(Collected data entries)

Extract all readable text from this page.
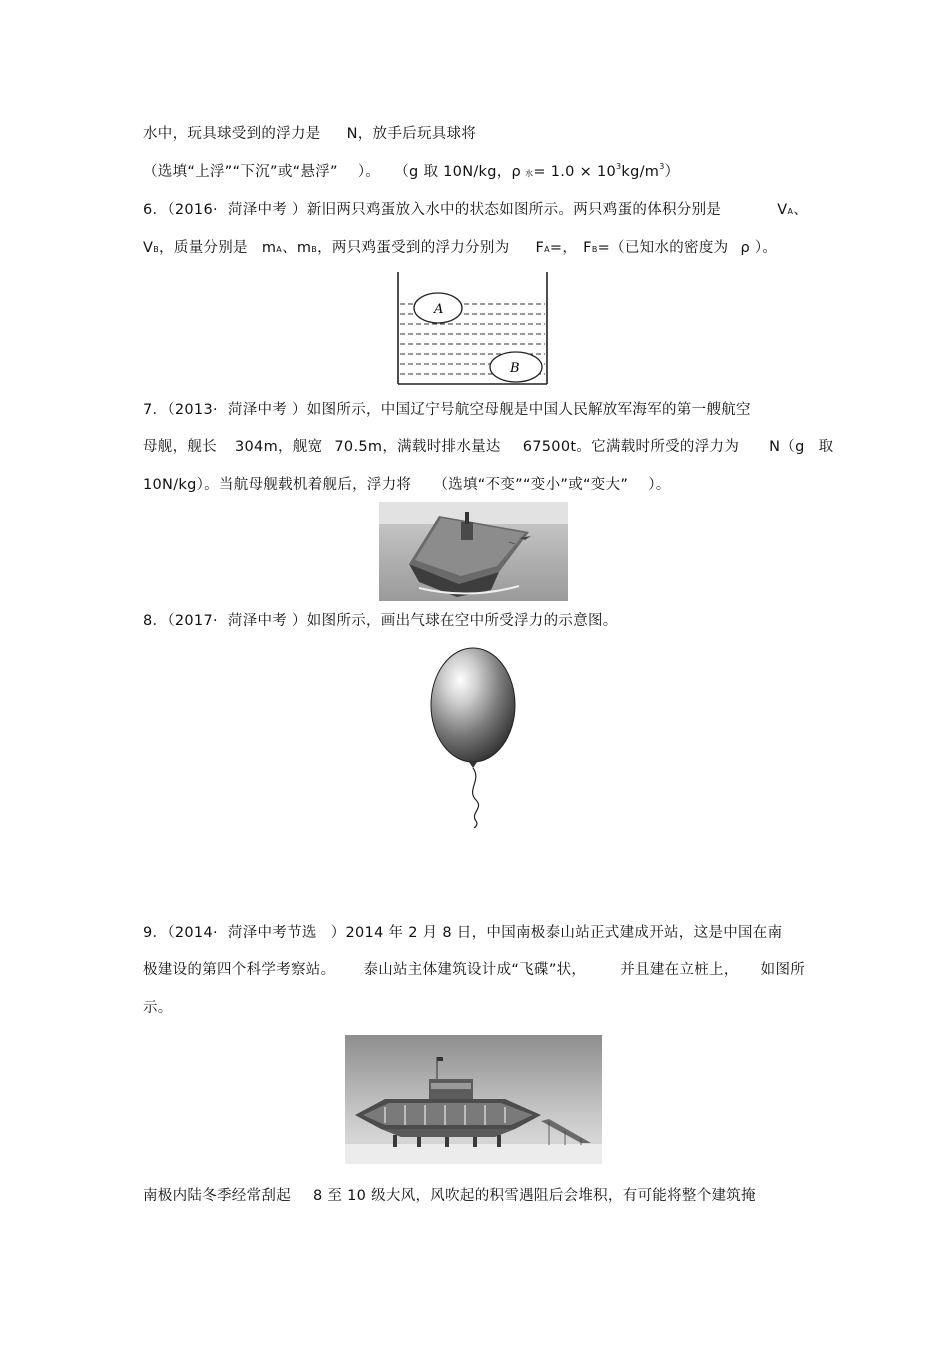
水中，玩具球受到的浮力是 N，放手后玩具球将
（选填“上浮”“下沉”或“悬浮” ）。 （g 取 10N/kg，ρ 水= 1.0 × 103kg/m3）
6．（2016· 菏泽中考 ）新旧两只鸡蛋放入水中的状态如图所示。两只鸡蛋的体积分别是	VA、
VB，质量分别是 mA、mB，两只鸡蛋受到的浮力分别为 FA=， FB=（已知水的密度为 ρ ）。
A
B
7．（2013· 菏泽中考 ）如图所示，中国辽宁号航空母舰是中国人民解放军海军的第一艘航空
母舰，舰长 304m，舰宽 70.5m，满载时排水量达 67500t。它满载时所受的浮力为 N（g 取
10N/kg）。当航母舰载机着舰后，浮力将 （选填“不变”“变小”或“变大” ）。
8．（2017· 菏泽中考 ）如图所示，画出气球在空中所受浮力的示意图。
9．（2014· 菏泽中考节选 ）2014 年 2 月 8 日，中国南极泰山站正式建成开站，这是中国在南
极建设的第四个科学考察站。 泰山站主体建筑设计成“飞碟”状， 并且建在立桩上， 如图所
示。
南极内陆冬季经常刮起 8 至 10 级大风，风吹起的积雪遇阻后会堆积，有可能将整个建筑掩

▸ Written request:
Transcribe every record above exactly, leaving out the pictures.

▸ Exercise response:
Extract all readable text from this page.
水中，玩具球受到的浮力是 N，放手后玩具球将
（选填“上浮”“下沉”或“悬浮” ）。 （g 取 10N/kg，ρ 水= 1.0 × 103kg/m3）
6．（2016· 菏泽中考 ）新旧两只鸡蛋放入水中的状态如图所示。两只鸡蛋的体积分别是	VA、
VB，质量分别是 mA、mB，两只鸡蛋受到的浮力分别为 FA=， FB=（已知水的密度为 ρ ）。
A
B
7．（2013· 菏泽中考 ）如图所示，中国辽宁号航空母舰是中国人民解放军海军的第一艘航空
母舰，舰长 304m，舰宽 70.5m，满载时排水量达 67500t。它满载时所受的浮力为 N（g 取
10N/kg）。当航母舰载机着舰后，浮力将 （选填“不变”“变小”或“变大” ）。
8．（2017· 菏泽中考 ）如图所示，画出气球在空中所受浮力的示意图。
9．（2014· 菏泽中考节选 ）2014 年 2 月 8 日，中国南极泰山站正式建成开站，这是中国在南
极建设的第四个科学考察站。 泰山站主体建筑设计成“飞碟”状， 并且建在立桩上， 如图所
示。
南极内陆冬季经常刮起 8 至 10 级大风，风吹起的积雪遇阻后会堆积，有可能将整个建筑掩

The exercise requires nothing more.